Return all lines with the word "不怕牺牲的精神" in them.
__________
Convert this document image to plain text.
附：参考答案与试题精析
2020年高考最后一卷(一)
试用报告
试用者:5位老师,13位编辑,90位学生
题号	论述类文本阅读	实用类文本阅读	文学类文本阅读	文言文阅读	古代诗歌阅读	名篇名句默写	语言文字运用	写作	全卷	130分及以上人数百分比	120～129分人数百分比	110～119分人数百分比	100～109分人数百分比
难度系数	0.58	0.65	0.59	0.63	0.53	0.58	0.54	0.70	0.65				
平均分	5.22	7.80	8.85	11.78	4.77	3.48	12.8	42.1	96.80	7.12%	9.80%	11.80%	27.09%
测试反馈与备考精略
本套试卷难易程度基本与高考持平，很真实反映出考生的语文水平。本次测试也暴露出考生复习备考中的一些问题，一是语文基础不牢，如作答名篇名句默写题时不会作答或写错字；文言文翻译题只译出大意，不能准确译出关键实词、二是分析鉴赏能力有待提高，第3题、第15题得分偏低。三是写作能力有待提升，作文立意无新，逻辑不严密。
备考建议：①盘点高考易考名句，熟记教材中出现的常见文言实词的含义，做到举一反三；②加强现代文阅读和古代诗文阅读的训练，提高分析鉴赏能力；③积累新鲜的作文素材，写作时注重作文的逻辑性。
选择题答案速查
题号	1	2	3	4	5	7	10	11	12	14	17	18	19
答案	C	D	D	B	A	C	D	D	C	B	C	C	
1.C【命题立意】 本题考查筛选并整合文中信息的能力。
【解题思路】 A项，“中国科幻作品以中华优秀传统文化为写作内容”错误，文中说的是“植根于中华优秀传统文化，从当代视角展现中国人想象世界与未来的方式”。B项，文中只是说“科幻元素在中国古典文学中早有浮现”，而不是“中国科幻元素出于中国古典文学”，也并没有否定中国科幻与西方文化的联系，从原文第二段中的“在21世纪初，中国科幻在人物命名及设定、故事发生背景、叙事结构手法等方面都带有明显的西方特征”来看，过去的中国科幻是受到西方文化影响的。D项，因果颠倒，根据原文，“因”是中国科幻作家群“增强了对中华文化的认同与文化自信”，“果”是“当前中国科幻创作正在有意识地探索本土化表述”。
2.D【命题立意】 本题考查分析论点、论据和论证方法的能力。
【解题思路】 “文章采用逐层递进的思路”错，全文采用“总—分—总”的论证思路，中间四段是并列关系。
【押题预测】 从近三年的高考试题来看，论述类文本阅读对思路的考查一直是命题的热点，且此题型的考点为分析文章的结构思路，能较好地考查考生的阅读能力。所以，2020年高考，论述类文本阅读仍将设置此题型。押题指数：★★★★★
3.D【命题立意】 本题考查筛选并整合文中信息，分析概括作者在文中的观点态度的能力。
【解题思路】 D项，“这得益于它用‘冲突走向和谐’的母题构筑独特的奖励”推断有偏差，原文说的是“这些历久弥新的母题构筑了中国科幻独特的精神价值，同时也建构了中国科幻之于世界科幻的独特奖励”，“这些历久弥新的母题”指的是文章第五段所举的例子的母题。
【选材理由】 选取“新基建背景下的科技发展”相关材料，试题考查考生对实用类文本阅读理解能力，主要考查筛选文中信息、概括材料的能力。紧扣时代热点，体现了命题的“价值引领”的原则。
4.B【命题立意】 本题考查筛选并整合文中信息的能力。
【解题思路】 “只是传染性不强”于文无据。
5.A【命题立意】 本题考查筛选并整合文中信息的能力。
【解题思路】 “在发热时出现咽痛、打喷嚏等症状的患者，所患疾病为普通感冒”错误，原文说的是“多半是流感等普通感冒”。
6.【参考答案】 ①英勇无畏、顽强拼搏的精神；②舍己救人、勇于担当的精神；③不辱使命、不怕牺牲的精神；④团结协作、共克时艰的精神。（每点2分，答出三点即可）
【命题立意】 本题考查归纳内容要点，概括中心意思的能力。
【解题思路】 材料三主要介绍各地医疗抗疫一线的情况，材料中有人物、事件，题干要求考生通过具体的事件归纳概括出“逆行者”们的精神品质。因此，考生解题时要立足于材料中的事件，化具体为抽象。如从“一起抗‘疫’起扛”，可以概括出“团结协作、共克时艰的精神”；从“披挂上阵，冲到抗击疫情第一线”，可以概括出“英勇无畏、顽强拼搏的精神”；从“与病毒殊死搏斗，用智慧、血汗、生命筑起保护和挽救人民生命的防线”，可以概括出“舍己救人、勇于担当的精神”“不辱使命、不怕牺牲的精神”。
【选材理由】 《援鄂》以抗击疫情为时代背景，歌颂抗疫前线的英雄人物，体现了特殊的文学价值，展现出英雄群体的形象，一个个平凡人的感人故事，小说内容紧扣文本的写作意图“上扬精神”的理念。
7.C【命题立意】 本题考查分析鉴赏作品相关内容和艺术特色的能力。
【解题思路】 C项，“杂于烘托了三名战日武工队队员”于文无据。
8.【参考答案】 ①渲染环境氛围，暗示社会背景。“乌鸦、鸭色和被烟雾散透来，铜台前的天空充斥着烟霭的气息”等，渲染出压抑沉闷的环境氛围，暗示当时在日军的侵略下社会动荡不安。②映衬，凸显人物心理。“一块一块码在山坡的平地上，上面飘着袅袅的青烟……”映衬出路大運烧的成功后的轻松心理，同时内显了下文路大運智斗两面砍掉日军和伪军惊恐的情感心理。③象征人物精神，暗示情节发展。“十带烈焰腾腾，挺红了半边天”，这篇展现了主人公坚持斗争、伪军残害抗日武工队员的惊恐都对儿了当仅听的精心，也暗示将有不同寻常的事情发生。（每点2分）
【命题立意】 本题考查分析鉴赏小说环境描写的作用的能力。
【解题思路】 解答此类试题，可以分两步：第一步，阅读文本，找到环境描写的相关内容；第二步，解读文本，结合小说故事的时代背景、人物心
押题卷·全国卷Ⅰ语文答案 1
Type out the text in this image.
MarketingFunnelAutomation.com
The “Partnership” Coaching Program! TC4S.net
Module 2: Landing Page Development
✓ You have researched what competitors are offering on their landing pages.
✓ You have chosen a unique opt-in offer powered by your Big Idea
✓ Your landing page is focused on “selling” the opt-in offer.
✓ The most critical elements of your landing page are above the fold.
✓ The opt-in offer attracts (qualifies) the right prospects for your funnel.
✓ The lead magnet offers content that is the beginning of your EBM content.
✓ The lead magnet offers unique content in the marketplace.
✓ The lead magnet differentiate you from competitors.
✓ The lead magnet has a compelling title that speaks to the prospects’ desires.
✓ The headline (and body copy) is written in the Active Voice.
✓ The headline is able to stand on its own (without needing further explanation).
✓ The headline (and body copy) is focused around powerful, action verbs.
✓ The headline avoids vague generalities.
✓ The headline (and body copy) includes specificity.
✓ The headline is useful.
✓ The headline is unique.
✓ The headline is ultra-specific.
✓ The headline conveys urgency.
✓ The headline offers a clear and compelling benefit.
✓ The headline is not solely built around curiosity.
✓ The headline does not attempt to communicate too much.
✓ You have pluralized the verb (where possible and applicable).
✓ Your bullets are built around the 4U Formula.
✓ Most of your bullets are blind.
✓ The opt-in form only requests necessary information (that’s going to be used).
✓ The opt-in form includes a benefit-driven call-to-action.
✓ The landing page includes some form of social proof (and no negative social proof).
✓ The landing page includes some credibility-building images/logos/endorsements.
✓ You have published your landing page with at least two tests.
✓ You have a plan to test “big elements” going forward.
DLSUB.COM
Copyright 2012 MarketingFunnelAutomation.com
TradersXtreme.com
__________
Final answer —
6.【参考答案】 ①英勇无畏、顽强拼搏的精神；②舍己救人、勇于担当的精神；③不辱使命、不怕牺牲的精神；④团结协作、共克时艰的精神。（每点2分，答出三点即可）
【解题思路】 材料三主要介绍各地医疗抗疫一线的情况，材料中有人物、事件，题干要求考生通过具体的事件归纳概括出“逆行者”们的精神品质。因此，考生解题时要立足于材料中的事件，化具体为抽象。如从“一起抗‘疫’起扛”，可以概括出“团结协作、共克时艰的精神”；从“披挂上阵，冲到抗击疫情第一线”，可以概括出“英勇无畏、顽强拼搏的精神”；从“与病毒殊死搏斗，用智慧、血汗、生命筑起保护和挽救人民生命的防线”，可以概括出“舍己救人、勇于担当的精神”“不辱使命、不怕牺牲的精神”。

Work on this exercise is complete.